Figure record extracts
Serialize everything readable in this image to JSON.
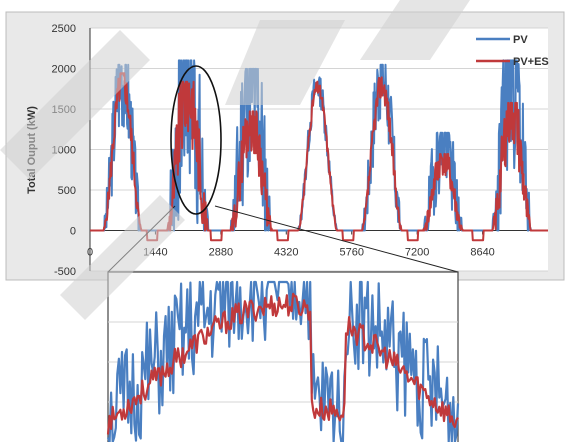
{
  "chart_data": [
    {
      "type": "line",
      "title": "",
      "xlabel": "",
      "ylabel": "Total Ouput (kW)",
      "xlim": [
        0,
        10080
      ],
      "ylim": [
        -500,
        2500
      ],
      "x_ticks": [
        0,
        1440,
        2880,
        4320,
        5760,
        7200,
        8640
      ],
      "y_ticks": [
        -500,
        0,
        500,
        1000,
        1500,
        2000,
        2500
      ],
      "grid": true,
      "legend_position": "top-right",
      "series": [
        {
          "name": "PV",
          "color": "#4a7fc1",
          "days": [
            {
              "start": 300,
              "end": 1130,
              "peak": 1950,
              "noise": 0.35,
              "seed": 3
            },
            {
              "start": 1700,
              "end": 2600,
              "peak": 2000,
              "noise": 0.75,
              "seed": 7
            },
            {
              "start": 3100,
              "end": 4000,
              "peak": 1900,
              "noise": 0.65,
              "seed": 11
            },
            {
              "start": 4580,
              "end": 5440,
              "peak": 1800,
              "noise": 0.12,
              "seed": 13
            },
            {
              "start": 5990,
              "end": 6860,
              "peak": 1950,
              "noise": 0.3,
              "seed": 17
            },
            {
              "start": 7340,
              "end": 8200,
              "peak": 1150,
              "noise": 0.55,
              "seed": 19
            },
            {
              "start": 8860,
              "end": 9700,
              "peak": 2000,
              "noise": 0.6,
              "seed": 23
            }
          ]
        },
        {
          "name": "PV+ES",
          "color": "#c0393b",
          "days": [
            {
              "start": 300,
              "end": 1130,
              "peak": 1850,
              "noise": 0.12,
              "seed": 5
            },
            {
              "start": 1700,
              "end": 2600,
              "peak": 1750,
              "noise": 0.35,
              "seed": 9
            },
            {
              "start": 3100,
              "end": 4000,
              "peak": 1400,
              "noise": 0.3,
              "seed": 29
            },
            {
              "start": 4580,
              "end": 5440,
              "peak": 1760,
              "noise": 0.05,
              "seed": 31
            },
            {
              "start": 5990,
              "end": 6860,
              "peak": 1800,
              "noise": 0.1,
              "seed": 37
            },
            {
              "start": 7340,
              "end": 8200,
              "peak": 900,
              "noise": 0.25,
              "seed": 41
            },
            {
              "start": 8860,
              "end": 9700,
              "peak": 1500,
              "noise": 0.3,
              "seed": 43
            }
          ],
          "dips": [
            {
              "start": 1250,
              "end": 1480,
              "value": -120
            },
            {
              "start": 2660,
              "end": 2900,
              "value": -120
            },
            {
              "start": 4120,
              "end": 4360,
              "value": -120
            },
            {
              "start": 5560,
              "end": 5800,
              "value": -120
            },
            {
              "start": 6990,
              "end": 7220,
              "value": -120
            },
            {
              "start": 8420,
              "end": 8660,
              "value": -120
            }
          ]
        }
      ]
    },
    {
      "type": "line",
      "title": "",
      "xlabel": "",
      "ylabel": "",
      "xlim": [
        1700,
        2600
      ],
      "ylim": [
        0,
        2000
      ],
      "grid": true,
      "zoom_of": "day 2 (circled region)",
      "series": [
        {
          "name": "PV",
          "color": "#4a7fc1",
          "peak": 2000,
          "noise": 0.8,
          "seed": 51
        },
        {
          "name": "PV+ES",
          "color": "#c0393b",
          "peak": 1720,
          "noise": 0.2,
          "seed": 53
        }
      ]
    }
  ]
}
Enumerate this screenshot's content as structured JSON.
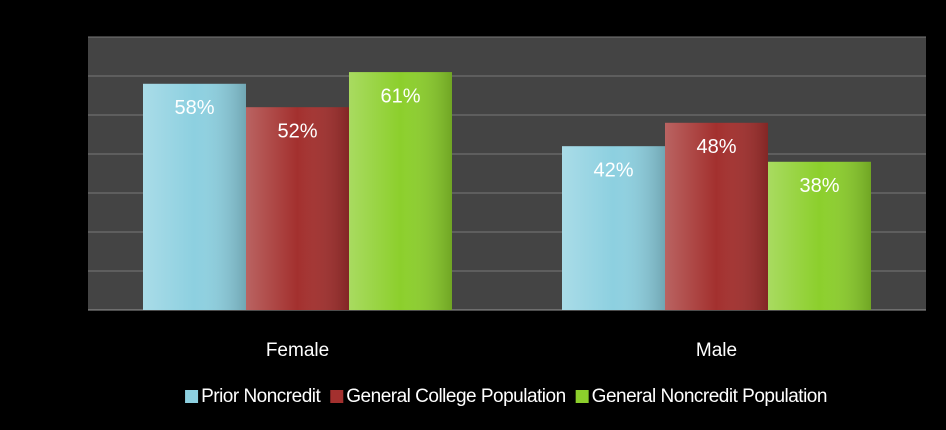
{
  "chart_data": {
    "type": "bar",
    "categories": [
      "Female",
      "Male"
    ],
    "series": [
      {
        "name": "Prior Noncredit",
        "color": "#8dd0e0",
        "values": [
          58,
          42
        ],
        "value_labels": [
          "58%",
          "42%"
        ]
      },
      {
        "name": "General College Population",
        "color": "#a3302e",
        "values": [
          52,
          48
        ],
        "value_labels": [
          "52%",
          "48%"
        ]
      },
      {
        "name": "General Noncredit Population",
        "color": "#8ccf2c",
        "values": [
          61,
          38
        ],
        "value_labels": [
          "61%",
          "38%"
        ]
      }
    ],
    "ylim": [
      0,
      70
    ],
    "yticks": [
      0,
      10,
      20,
      30,
      40,
      50,
      60,
      70
    ],
    "grid": true
  }
}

### TASK
Find every line that holds "JSON" and copy it.

### THE SOLUTION
Serialize everything readable in this image to JSON.
Enumerate this screenshot's content as structured JSON.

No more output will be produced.